> [Given request]: Output the lines that follow exactly as they are.

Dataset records
[BEGIN]
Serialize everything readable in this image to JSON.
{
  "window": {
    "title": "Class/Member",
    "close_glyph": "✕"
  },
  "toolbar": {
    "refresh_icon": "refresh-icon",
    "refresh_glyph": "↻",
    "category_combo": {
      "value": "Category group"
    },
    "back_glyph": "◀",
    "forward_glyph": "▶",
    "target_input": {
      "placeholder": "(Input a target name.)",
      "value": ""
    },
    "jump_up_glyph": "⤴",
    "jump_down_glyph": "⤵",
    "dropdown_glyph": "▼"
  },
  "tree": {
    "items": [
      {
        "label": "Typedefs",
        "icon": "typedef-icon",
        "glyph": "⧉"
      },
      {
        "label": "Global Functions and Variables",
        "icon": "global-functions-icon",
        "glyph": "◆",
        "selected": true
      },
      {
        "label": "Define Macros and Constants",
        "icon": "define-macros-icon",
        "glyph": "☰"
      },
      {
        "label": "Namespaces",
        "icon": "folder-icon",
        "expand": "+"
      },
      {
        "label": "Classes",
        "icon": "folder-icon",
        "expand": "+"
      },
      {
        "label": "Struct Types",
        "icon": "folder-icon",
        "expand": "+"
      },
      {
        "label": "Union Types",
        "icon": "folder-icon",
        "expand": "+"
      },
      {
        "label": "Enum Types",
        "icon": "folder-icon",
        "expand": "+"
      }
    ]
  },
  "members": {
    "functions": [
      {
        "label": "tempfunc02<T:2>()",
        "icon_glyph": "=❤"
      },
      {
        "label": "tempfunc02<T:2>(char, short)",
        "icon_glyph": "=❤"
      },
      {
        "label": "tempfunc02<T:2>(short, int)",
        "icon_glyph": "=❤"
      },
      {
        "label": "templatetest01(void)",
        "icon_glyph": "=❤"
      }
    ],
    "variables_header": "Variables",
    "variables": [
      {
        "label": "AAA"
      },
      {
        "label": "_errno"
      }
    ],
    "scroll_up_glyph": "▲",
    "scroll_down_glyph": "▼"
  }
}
[END]
> [Task response]:
Serialize everything readable in this image to JSON.
{
  "window": {
    "title": "Class/Member",
    "close_glyph": "✕"
  },
  "toolbar": {
    "refresh_icon": "refresh-icon",
    "refresh_glyph": "↻",
    "category_combo": {
      "value": "Category group"
    },
    "back_glyph": "◀",
    "forward_glyph": "▶",
    "target_input": {
      "placeholder": "(Input a target name.)",
      "value": ""
    },
    "jump_up_glyph": "⤴",
    "jump_down_glyph": "⤵",
    "dropdown_glyph": "▼"
  },
  "tree": {
    "items": [
      {
        "label": "Typedefs",
        "icon": "typedef-icon",
        "glyph": "⧉"
      },
      {
        "label": "Global Functions and Variables",
        "icon": "global-functions-icon",
        "glyph": "◆",
        "selected": true
      },
      {
        "label": "Define Macros and Constants",
        "icon": "define-macros-icon",
        "glyph": "☰"
      },
      {
        "label": "Namespaces",
        "icon": "folder-icon",
        "expand": "+"
      },
      {
        "label": "Classes",
        "icon": "folder-icon",
        "expand": "+"
      },
      {
        "label": "Struct Types",
        "icon": "folder-icon",
        "expand": "+"
      },
      {
        "label": "Union Types",
        "icon": "folder-icon",
        "expand": "+"
      },
      {
        "label": "Enum Types",
        "icon": "folder-icon",
        "expand": "+"
      }
    ]
  },
  "members": {
    "functions": [
      {
        "label": "tempfunc02<T:2>()",
        "icon_glyph": "=❤"
      },
      {
        "label": "tempfunc02<T:2>(char, short)",
        "icon_glyph": "=❤"
      },
      {
        "label": "tempfunc02<T:2>(short, int)",
        "icon_glyph": "=❤"
      },
      {
        "label": "templatetest01(void)",
        "icon_glyph": "=❤"
      }
    ],
    "variables_header": "Variables",
    "variables": [
      {
        "label": "AAA"
      },
      {
        "label": "_errno"
      }
    ],
    "scroll_up_glyph": "▲",
    "scroll_down_glyph": "▼"
  }
}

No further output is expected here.